- Provided records:
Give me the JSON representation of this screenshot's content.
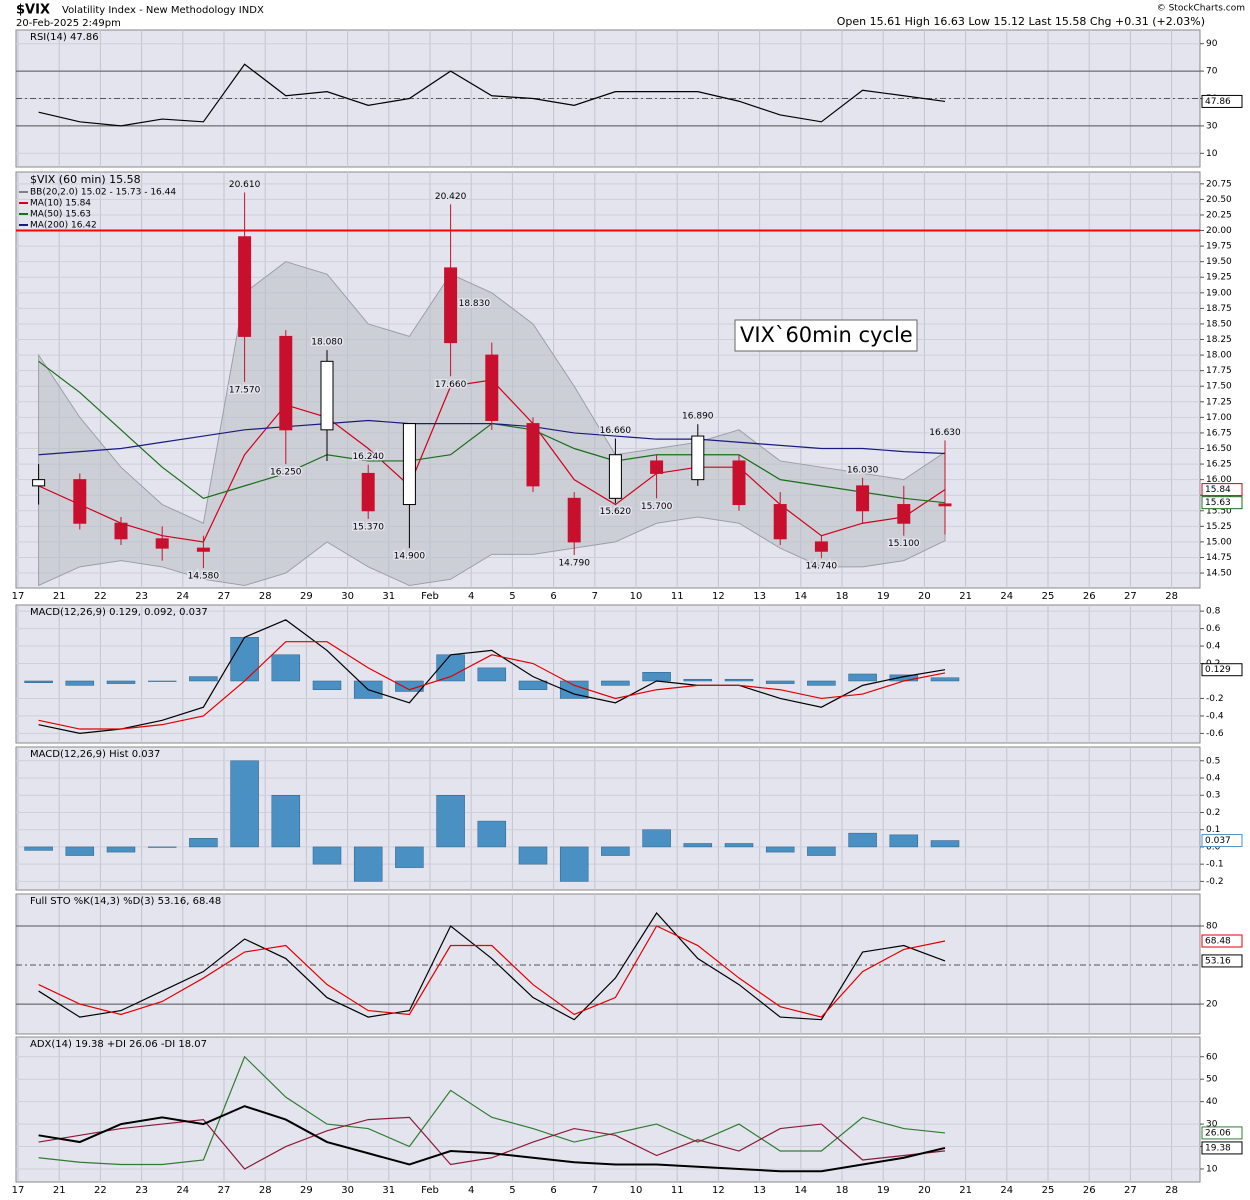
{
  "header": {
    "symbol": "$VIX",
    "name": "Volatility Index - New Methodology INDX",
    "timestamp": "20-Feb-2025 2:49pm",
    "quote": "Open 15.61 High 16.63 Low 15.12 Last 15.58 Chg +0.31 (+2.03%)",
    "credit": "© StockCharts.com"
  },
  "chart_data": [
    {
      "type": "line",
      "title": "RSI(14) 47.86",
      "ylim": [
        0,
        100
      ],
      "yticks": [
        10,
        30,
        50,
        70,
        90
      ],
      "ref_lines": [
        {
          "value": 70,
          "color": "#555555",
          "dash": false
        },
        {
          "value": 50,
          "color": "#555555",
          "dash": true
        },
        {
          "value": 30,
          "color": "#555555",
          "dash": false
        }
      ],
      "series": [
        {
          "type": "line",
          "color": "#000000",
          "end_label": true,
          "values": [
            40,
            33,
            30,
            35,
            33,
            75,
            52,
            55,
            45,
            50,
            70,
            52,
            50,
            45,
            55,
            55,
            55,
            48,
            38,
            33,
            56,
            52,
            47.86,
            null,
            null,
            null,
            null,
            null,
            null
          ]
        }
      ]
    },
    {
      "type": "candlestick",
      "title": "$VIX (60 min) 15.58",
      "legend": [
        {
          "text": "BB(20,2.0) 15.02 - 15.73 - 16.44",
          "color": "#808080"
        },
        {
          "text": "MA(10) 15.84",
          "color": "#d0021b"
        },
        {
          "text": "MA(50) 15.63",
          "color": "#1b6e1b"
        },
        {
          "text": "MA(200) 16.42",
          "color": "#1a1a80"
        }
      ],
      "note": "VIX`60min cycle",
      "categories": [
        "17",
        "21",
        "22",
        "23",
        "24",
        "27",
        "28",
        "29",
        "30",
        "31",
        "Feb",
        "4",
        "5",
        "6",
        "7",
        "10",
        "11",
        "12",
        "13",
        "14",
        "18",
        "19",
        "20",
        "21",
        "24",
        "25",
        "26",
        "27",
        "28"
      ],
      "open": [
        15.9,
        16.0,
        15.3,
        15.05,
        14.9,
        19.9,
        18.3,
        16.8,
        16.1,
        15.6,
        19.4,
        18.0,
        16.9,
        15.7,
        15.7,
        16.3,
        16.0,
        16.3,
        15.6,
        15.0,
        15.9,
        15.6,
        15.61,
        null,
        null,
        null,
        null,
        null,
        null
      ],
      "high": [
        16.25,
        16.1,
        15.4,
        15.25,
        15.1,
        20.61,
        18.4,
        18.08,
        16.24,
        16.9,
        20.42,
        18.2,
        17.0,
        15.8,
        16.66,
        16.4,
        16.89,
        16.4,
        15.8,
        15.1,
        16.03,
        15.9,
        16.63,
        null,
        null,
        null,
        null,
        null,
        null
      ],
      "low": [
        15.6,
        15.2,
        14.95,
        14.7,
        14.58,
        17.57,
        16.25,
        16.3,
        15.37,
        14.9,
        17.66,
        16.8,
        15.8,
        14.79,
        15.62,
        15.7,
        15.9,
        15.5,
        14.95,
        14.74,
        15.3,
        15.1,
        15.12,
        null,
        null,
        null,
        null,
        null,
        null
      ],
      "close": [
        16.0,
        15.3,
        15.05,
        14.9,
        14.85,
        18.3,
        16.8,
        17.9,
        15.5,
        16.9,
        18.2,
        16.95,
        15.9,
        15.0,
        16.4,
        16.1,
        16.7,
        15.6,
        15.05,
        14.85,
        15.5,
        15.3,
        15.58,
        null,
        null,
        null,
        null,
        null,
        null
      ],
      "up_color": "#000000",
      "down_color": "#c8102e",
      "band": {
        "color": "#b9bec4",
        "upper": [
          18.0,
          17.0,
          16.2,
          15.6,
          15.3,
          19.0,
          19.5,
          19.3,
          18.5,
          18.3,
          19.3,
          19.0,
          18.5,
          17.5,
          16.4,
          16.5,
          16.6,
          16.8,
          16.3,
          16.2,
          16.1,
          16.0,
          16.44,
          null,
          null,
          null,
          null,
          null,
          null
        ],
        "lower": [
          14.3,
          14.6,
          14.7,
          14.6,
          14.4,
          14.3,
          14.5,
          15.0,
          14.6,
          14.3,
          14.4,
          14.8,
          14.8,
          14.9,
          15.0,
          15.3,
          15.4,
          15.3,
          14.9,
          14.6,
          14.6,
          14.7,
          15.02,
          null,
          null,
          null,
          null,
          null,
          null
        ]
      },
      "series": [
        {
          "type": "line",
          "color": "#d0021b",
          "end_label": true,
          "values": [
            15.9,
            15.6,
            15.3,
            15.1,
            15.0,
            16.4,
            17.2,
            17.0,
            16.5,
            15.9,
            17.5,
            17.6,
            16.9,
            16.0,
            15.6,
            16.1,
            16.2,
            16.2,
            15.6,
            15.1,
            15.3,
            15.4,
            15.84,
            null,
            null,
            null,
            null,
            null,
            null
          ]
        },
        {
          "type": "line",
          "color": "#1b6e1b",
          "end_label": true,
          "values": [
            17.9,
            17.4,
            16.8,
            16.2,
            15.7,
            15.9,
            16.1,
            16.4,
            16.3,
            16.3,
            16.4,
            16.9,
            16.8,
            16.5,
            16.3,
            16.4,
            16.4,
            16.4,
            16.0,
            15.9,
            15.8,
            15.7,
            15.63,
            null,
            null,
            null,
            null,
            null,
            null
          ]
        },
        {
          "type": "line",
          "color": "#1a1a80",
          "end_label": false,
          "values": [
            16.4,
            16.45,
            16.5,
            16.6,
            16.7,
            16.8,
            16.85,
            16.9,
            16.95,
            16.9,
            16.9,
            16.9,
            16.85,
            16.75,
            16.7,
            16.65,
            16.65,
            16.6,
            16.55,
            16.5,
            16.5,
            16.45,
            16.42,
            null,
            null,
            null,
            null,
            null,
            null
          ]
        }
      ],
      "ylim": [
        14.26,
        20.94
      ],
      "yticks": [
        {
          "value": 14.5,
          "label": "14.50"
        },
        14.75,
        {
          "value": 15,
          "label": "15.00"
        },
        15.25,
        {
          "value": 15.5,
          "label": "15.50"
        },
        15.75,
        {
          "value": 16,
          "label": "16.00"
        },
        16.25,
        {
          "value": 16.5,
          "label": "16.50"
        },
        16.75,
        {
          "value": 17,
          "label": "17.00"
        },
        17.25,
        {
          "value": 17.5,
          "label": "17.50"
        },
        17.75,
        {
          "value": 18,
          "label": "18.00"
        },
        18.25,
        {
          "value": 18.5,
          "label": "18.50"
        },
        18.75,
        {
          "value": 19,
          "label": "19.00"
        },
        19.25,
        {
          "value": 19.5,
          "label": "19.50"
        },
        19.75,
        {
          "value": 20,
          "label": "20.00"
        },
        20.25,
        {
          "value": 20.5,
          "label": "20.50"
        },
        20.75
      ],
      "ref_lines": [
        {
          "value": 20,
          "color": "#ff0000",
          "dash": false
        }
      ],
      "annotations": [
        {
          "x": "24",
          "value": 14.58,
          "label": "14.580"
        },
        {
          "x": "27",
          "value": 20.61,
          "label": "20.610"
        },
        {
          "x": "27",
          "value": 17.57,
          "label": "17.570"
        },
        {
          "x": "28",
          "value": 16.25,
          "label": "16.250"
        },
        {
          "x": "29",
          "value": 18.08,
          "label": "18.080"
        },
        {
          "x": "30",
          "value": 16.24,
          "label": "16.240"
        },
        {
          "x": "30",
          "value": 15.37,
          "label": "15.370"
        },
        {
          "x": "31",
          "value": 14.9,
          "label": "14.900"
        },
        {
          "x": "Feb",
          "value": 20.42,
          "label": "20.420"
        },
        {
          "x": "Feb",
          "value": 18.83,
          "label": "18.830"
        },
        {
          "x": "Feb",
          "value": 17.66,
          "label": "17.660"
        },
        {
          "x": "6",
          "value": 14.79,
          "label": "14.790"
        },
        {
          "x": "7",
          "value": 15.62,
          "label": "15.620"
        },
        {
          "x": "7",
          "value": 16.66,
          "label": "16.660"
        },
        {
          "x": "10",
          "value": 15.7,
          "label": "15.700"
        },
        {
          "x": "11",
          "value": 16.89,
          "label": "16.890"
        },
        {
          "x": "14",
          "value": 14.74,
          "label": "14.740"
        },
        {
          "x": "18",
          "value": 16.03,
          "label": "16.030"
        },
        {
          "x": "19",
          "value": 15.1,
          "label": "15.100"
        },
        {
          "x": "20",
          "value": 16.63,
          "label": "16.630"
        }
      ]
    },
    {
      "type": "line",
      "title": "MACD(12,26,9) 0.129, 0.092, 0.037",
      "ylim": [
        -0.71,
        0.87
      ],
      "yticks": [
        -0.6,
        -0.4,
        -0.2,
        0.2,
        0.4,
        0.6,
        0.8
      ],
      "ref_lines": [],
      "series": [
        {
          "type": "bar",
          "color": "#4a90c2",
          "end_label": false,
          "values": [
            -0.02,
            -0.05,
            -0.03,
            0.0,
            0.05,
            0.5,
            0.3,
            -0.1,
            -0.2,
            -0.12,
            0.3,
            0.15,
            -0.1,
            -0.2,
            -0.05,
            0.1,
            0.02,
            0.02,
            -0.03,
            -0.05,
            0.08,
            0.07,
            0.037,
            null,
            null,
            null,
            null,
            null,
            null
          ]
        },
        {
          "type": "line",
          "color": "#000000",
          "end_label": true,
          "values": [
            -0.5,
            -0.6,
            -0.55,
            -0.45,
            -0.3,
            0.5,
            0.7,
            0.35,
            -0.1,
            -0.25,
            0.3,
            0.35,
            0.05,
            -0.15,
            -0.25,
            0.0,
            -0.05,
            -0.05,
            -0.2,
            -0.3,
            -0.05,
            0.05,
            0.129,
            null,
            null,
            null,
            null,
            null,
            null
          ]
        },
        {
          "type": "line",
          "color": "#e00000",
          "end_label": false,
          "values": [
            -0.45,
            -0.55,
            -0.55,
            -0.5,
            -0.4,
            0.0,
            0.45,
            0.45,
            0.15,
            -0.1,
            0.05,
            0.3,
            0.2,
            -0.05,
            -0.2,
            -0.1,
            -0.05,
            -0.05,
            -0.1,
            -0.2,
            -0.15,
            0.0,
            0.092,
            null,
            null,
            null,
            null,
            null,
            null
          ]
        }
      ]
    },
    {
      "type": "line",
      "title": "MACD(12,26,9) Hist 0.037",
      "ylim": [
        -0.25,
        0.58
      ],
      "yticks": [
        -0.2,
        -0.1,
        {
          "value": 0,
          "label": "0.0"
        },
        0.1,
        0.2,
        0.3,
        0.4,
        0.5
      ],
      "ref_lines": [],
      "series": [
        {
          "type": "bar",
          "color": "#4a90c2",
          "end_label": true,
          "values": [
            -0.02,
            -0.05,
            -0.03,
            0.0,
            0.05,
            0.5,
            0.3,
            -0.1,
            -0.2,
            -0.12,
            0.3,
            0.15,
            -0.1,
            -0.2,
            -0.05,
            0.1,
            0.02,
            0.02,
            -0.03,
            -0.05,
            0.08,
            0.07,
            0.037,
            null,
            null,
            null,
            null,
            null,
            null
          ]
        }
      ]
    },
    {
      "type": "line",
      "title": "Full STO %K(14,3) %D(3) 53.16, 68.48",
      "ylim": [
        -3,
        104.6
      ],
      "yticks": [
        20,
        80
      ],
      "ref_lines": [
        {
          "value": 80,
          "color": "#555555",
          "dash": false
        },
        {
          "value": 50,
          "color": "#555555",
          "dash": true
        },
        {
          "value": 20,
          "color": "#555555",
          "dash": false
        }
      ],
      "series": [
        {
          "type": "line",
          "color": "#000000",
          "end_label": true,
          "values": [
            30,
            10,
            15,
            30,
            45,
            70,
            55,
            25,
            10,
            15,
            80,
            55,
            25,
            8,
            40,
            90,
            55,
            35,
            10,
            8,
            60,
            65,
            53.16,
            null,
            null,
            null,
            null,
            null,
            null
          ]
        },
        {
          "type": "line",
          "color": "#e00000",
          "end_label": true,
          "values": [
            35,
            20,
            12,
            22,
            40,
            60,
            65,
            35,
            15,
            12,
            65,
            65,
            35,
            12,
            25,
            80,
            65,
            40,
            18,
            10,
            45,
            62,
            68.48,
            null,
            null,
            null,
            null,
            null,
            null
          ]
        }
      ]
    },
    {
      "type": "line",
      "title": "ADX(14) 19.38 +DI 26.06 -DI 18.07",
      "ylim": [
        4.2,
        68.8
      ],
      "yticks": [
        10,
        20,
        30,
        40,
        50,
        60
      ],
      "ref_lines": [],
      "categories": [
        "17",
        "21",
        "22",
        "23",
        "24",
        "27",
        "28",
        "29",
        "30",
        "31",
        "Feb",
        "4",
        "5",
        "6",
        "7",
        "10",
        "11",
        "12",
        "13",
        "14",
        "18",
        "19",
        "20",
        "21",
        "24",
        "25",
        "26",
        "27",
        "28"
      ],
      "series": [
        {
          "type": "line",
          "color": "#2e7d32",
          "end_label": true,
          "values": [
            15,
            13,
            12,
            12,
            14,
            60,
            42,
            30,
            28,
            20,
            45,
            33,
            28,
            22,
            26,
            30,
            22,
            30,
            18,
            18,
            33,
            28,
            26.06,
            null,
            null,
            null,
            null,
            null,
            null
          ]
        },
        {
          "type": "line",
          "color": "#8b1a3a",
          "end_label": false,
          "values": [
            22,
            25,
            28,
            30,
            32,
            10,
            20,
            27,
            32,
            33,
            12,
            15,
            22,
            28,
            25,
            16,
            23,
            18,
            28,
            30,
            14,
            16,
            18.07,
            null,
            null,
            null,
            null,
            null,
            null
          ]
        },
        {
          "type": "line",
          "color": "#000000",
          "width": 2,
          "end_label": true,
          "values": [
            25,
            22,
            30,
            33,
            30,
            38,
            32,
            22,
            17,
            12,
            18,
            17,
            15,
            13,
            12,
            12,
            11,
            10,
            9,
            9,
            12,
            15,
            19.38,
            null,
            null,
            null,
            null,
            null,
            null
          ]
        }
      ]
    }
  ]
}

- Your goal: Look above for every line with the word "title" and copy it.

- Task output:
      "title": "RSI(14) 47.86",
      "title": "$VIX (60 min) 15.58",
      "title": "MACD(12,26,9) 0.129, 0.092, 0.037",
      "title": "MACD(12,26,9) Hist 0.037",
      "title": "Full STO %K(14,3) %D(3) 53.16, 68.48",
      "title": "ADX(14) 19.38 +DI 26.06 -DI 18.07",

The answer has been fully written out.